**Your goal**
Return all the data below as it stands, minus the pictures.

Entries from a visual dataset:
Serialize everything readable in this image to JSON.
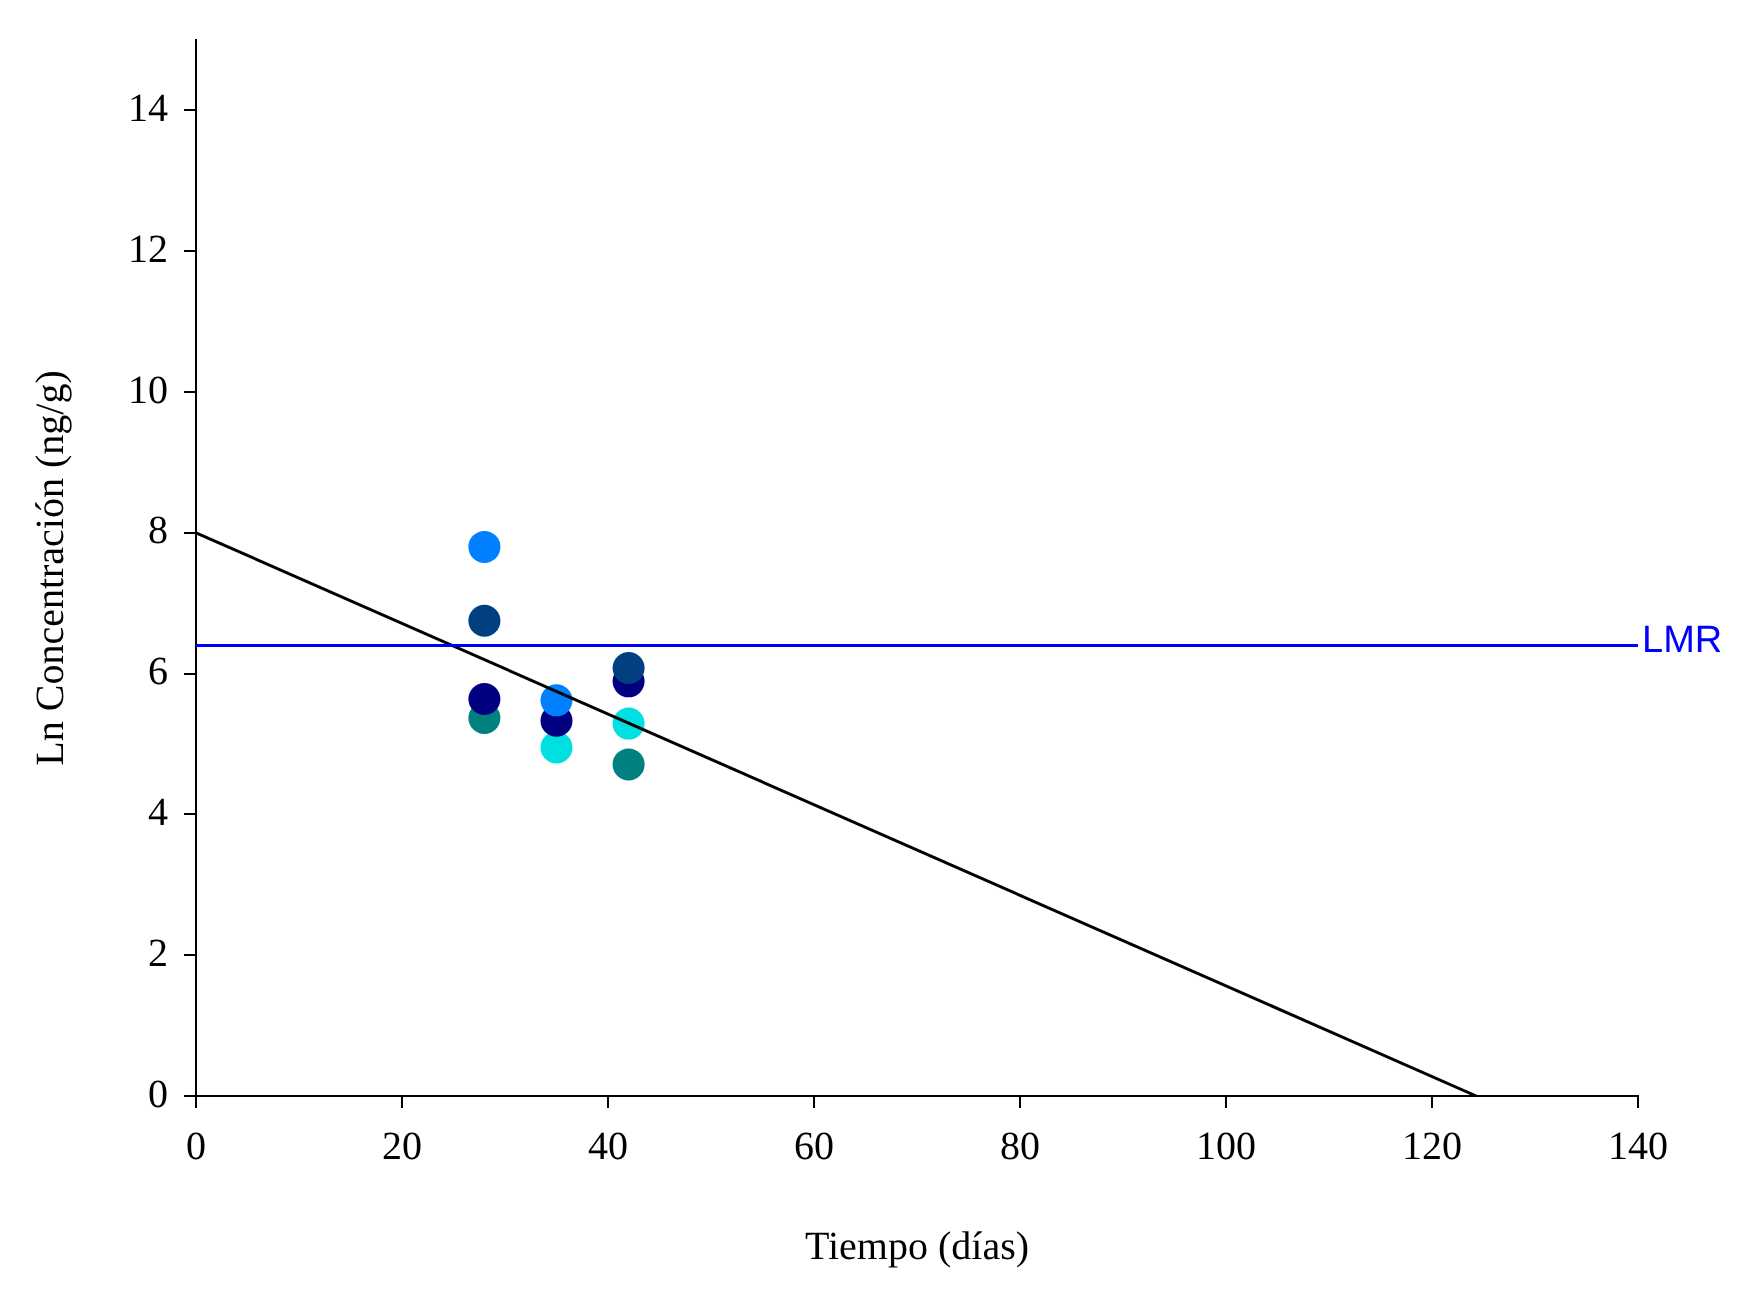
{
  "chart_data": {
    "type": "scatter",
    "xlabel": "Tiempo (días)",
    "ylabel": "Ln Concentración (ng/g)",
    "xlim": [
      0,
      140
    ],
    "xticks": [
      0,
      20,
      40,
      60,
      80,
      100,
      120,
      140
    ],
    "ylim": [
      0,
      15
    ],
    "yticks": [
      0,
      2,
      4,
      6,
      8,
      10,
      12,
      14
    ],
    "grid": false,
    "legend": false,
    "marker": "circle",
    "series": [
      {
        "color": "#0080ff",
        "x": [
          28,
          35
        ],
        "values": [
          7.8,
          5.62
        ]
      },
      {
        "color": "#004080",
        "x": [
          28,
          35,
          42
        ],
        "values": [
          6.75,
          null,
          6.08
        ]
      },
      {
        "color": "#000080",
        "x": [
          28,
          35,
          42
        ],
        "values": [
          5.64,
          5.33,
          5.89
        ]
      },
      {
        "color": "#008080",
        "x": [
          28,
          42
        ],
        "values": [
          5.37,
          4.71
        ]
      },
      {
        "color": "#00e0e0",
        "x": [
          35,
          42
        ],
        "values": [
          4.95,
          5.29
        ]
      },
      {
        "type": "line",
        "color": "#000000",
        "x": [
          0,
          124.3
        ],
        "values": [
          8.0,
          0
        ],
        "marker": "none",
        "line_style": "solid"
      }
    ],
    "ref_lines": [
      {
        "axis": "y",
        "value": 6.4,
        "label": "LMR",
        "color": "#0000ff"
      }
    ]
  }
}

**Result**
Serialize everything readable in this image to JSON.
{
  "chart_data": {
    "type": "scatter",
    "xlabel": "Tiempo (días)",
    "ylabel": "Ln Concentración (ng/g)",
    "xlim": [
      0,
      140
    ],
    "xticks": [
      0,
      20,
      40,
      60,
      80,
      100,
      120,
      140
    ],
    "ylim": [
      0,
      15
    ],
    "yticks": [
      0,
      2,
      4,
      6,
      8,
      10,
      12,
      14
    ],
    "grid": false,
    "legend": false,
    "marker": "circle",
    "series": [
      {
        "color": "#0080ff",
        "x": [
          28,
          35
        ],
        "values": [
          7.8,
          5.62
        ]
      },
      {
        "color": "#004080",
        "x": [
          28,
          35,
          42
        ],
        "values": [
          6.75,
          null,
          6.08
        ]
      },
      {
        "color": "#000080",
        "x": [
          28,
          35,
          42
        ],
        "values": [
          5.64,
          5.33,
          5.89
        ]
      },
      {
        "color": "#008080",
        "x": [
          28,
          42
        ],
        "values": [
          5.37,
          4.71
        ]
      },
      {
        "color": "#00e0e0",
        "x": [
          35,
          42
        ],
        "values": [
          4.95,
          5.29
        ]
      },
      {
        "type": "line",
        "color": "#000000",
        "x": [
          0,
          124.3
        ],
        "values": [
          8.0,
          0
        ],
        "marker": "none",
        "line_style": "solid"
      }
    ],
    "ref_lines": [
      {
        "axis": "y",
        "value": 6.4,
        "label": "LMR",
        "color": "#0000ff"
      }
    ]
  }
}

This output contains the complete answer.